Written task
Copy each line below that contains "wieku".

────────────────

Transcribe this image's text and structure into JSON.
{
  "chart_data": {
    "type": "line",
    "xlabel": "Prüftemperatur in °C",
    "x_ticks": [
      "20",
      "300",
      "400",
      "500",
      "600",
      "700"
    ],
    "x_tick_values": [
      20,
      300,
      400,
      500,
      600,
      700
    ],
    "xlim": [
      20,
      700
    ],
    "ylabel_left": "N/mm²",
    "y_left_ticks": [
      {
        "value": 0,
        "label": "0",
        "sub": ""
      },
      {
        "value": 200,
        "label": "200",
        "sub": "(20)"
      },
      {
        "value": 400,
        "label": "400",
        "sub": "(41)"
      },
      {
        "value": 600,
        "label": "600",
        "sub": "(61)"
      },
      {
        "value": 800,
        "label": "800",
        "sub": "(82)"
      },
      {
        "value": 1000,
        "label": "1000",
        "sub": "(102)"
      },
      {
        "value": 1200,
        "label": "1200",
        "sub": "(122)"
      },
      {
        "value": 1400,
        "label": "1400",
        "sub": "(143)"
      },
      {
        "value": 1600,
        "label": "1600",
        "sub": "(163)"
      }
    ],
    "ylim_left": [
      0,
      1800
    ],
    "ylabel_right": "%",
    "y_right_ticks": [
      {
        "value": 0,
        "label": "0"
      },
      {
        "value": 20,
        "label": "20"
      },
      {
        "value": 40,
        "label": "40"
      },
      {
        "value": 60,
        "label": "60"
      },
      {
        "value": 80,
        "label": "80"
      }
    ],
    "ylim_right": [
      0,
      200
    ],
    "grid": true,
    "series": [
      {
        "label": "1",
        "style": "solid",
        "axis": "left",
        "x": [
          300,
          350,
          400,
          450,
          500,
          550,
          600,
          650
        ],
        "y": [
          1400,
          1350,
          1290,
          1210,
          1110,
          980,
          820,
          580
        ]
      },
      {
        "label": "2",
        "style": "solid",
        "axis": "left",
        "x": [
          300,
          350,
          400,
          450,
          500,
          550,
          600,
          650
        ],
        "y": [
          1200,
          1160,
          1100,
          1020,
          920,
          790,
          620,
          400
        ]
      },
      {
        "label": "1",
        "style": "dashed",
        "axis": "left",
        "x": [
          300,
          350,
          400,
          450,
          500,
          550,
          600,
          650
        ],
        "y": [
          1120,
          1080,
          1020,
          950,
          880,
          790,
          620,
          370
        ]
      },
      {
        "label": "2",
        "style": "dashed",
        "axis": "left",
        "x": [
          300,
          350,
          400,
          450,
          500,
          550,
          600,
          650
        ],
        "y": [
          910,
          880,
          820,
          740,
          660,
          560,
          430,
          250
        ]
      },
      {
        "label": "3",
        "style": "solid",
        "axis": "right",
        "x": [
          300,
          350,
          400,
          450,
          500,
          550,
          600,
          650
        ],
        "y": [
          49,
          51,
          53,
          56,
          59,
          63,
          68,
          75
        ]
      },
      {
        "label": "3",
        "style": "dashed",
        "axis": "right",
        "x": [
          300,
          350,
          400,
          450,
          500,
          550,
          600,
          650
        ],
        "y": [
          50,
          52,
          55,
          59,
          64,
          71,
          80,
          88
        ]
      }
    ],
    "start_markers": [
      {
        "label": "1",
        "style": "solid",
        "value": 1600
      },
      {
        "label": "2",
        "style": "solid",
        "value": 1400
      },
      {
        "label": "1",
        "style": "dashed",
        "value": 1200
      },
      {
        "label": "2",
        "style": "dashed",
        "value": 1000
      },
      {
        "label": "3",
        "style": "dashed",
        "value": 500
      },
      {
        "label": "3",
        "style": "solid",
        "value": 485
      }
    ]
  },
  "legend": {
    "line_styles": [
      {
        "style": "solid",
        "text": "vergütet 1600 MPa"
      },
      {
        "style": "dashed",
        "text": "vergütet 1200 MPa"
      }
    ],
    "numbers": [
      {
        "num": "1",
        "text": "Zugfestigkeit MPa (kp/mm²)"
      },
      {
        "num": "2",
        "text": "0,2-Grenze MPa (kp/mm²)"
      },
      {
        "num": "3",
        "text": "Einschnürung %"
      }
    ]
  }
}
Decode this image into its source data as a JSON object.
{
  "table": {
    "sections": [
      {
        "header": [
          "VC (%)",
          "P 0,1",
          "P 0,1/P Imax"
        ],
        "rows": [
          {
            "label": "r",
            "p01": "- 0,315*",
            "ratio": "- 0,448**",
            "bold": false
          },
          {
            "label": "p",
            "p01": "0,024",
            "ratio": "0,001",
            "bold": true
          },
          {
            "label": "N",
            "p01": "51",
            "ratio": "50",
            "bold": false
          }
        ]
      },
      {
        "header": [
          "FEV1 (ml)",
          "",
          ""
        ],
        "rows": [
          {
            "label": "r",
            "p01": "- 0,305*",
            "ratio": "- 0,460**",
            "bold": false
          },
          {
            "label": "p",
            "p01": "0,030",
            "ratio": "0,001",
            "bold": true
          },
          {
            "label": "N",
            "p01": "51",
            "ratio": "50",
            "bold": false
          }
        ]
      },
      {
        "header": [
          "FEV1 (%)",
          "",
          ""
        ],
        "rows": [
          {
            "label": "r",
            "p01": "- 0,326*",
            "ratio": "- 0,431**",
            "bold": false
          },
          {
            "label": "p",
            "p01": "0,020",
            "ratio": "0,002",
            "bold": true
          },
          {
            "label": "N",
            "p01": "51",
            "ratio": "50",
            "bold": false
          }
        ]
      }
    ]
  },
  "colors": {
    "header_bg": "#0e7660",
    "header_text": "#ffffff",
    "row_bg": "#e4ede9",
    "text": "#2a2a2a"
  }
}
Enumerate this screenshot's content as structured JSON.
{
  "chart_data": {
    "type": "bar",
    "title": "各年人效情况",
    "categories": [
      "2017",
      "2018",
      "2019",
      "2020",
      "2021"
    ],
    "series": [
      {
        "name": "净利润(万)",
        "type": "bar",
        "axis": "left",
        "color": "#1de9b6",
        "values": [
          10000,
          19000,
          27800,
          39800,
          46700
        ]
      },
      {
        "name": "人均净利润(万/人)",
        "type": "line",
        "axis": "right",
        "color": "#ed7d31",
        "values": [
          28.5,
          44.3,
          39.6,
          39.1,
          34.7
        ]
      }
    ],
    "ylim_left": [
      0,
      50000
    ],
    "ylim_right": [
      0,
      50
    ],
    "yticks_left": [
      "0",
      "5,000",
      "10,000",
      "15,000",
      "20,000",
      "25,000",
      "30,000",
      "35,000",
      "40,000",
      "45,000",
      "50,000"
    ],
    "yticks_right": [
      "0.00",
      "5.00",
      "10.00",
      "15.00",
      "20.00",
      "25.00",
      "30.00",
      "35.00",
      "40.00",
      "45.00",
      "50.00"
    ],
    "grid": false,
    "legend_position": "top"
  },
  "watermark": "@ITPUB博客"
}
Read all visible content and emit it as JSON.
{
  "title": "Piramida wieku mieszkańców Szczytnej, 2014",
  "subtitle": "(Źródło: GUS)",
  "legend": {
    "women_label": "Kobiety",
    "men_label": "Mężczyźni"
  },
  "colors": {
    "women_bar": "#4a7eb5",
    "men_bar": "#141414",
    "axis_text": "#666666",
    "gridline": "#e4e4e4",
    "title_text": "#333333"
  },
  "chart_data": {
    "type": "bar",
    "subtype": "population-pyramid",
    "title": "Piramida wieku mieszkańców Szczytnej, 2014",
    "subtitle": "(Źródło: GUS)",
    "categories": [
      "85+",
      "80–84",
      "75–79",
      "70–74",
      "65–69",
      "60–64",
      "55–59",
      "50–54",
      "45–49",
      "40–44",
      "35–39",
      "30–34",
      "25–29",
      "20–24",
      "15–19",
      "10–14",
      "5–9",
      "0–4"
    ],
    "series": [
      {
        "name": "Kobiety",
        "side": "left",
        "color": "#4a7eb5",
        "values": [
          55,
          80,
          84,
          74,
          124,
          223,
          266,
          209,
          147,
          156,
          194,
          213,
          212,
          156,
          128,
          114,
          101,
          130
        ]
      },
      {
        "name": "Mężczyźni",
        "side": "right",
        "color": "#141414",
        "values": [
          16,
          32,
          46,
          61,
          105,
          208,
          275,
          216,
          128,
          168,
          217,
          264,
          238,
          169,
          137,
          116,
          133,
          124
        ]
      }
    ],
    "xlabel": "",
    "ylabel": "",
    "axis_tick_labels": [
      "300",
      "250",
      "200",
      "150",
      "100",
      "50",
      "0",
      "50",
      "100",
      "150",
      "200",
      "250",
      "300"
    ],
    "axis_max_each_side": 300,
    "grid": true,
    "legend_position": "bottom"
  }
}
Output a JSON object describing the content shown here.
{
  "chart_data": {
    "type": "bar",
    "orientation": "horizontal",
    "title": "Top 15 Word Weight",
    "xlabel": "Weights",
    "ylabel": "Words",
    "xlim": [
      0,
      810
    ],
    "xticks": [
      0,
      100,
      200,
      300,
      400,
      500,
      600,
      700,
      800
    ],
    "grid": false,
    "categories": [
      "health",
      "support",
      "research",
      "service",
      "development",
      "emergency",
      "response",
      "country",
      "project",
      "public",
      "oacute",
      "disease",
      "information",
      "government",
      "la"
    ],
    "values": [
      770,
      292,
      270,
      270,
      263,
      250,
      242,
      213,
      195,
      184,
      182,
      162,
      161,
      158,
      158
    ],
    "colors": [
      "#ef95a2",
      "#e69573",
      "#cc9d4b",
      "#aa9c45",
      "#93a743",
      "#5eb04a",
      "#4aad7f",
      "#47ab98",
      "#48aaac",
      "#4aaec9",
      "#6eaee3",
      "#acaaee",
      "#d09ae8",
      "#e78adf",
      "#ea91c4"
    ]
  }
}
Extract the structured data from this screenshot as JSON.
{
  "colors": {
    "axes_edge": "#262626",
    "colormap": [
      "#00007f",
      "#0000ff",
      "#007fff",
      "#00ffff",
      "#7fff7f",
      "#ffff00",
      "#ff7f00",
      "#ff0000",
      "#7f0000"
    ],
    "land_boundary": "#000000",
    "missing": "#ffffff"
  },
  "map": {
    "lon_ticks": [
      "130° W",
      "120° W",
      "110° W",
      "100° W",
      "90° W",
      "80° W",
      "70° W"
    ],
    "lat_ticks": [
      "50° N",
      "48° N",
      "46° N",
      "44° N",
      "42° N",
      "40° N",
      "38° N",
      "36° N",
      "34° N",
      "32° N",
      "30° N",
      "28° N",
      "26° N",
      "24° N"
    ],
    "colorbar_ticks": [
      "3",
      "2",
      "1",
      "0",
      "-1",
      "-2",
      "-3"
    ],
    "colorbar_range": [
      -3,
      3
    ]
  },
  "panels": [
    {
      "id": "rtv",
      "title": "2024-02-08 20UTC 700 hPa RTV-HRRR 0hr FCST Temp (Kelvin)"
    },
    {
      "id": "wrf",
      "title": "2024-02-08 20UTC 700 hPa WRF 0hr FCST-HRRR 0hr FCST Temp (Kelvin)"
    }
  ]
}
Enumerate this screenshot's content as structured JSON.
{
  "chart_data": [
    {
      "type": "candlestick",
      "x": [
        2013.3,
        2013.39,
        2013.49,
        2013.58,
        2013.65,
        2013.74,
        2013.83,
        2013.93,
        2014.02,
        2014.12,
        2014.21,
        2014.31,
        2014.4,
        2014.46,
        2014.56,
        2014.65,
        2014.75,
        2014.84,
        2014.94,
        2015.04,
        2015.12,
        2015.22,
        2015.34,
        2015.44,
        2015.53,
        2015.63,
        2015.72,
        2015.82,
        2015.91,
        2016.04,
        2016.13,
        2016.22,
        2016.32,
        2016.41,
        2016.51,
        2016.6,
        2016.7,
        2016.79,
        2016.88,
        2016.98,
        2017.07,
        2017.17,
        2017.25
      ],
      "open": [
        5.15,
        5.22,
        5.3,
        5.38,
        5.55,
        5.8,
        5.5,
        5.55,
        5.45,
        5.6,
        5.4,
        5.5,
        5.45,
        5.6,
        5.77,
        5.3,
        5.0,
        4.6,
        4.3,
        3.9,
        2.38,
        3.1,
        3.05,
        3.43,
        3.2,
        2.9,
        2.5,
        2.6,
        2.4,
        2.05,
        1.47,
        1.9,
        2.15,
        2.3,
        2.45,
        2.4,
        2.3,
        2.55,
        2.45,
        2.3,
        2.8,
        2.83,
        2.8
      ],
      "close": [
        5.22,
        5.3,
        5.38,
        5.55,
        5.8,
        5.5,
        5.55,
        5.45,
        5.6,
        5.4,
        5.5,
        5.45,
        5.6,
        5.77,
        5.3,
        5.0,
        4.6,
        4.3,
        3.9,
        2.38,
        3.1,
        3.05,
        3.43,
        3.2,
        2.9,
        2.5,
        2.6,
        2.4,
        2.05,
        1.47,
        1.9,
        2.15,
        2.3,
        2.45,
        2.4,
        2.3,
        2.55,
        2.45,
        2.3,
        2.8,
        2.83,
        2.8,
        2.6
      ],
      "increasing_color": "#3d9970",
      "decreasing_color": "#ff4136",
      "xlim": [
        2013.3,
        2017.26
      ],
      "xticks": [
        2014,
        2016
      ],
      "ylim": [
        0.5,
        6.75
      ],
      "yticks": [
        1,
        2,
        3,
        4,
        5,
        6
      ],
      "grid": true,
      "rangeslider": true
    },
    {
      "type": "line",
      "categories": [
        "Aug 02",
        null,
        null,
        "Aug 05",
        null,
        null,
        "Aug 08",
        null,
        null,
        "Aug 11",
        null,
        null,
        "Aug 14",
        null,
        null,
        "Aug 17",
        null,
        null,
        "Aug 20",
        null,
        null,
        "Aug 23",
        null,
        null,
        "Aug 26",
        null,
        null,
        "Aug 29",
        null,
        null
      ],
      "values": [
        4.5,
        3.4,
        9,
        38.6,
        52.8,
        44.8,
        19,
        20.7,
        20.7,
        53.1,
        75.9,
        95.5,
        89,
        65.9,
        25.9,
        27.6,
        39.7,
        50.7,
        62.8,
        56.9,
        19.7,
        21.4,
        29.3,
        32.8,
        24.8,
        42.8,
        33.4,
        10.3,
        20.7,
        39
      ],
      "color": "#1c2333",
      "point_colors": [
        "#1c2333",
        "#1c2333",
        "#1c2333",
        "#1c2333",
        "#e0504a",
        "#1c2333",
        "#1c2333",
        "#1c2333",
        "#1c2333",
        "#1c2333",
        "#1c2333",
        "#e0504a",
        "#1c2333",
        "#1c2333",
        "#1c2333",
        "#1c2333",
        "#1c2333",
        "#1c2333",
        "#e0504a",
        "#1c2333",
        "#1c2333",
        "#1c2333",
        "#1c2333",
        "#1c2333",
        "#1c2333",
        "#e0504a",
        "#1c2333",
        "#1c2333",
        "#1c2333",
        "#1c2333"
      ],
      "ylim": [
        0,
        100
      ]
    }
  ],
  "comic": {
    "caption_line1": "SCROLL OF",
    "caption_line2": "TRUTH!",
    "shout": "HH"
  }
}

────────────────

Solution to the exercise
  "title": "Piramida wieku mieszkańców Szczytnej, 2014",
    "title": "Piramida wieku mieszkańców Szczytnej, 2014",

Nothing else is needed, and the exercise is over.